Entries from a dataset
---+---

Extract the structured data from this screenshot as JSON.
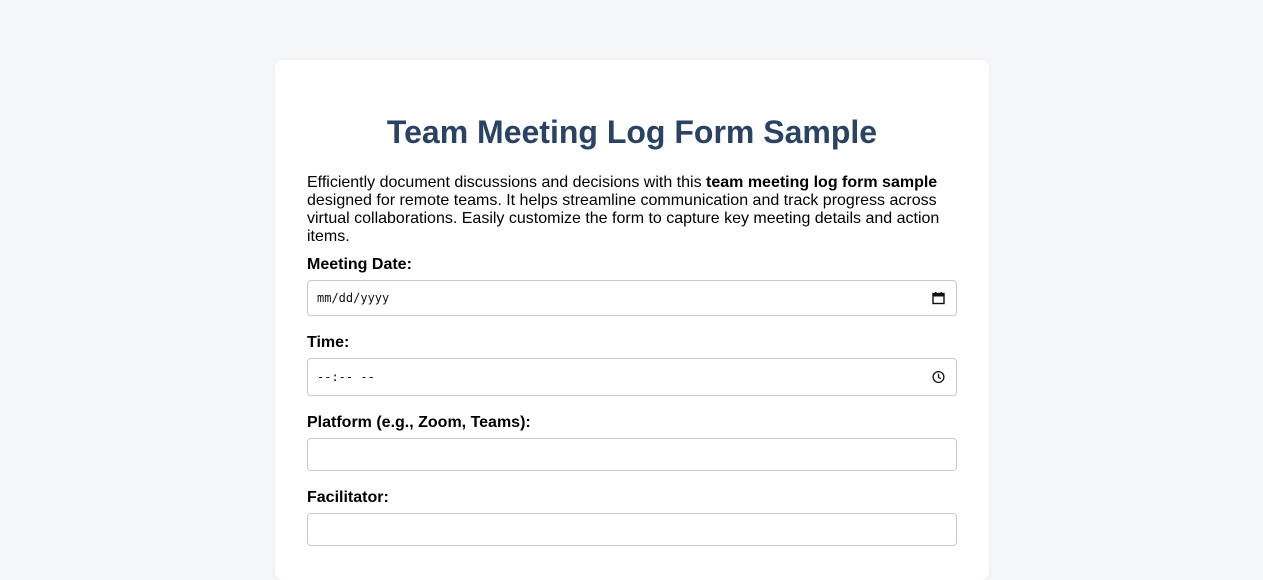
{
  "form": {
    "title": "Team Meeting Log Form Sample",
    "intro_before": "Efficiently document discussions and decisions with this ",
    "intro_bold": "team meeting log form sample",
    "intro_after": " designed for remote teams. It helps streamline communication and track progress across virtual collaborations. Easily customize the form to capture key meeting details and action items.",
    "fields": {
      "date": {
        "label": "Meeting Date:",
        "placeholder": "mm/dd/yyyy",
        "icon": "calendar-icon"
      },
      "time": {
        "label": "Time:",
        "placeholder": "--:-- --",
        "icon": "clock-icon"
      },
      "platform": {
        "label": "Platform (e.g., Zoom, Teams):",
        "value": ""
      },
      "facilitator": {
        "label": "Facilitator:",
        "value": ""
      }
    }
  },
  "colors": {
    "page_background": "#f6f7f9",
    "card_background": "#ffffff",
    "title": "#2a4263",
    "input_border": "#c9c9c9"
  }
}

---+---

Your answer should be a single number: the count of lines in the data that include the word "placeholder".

2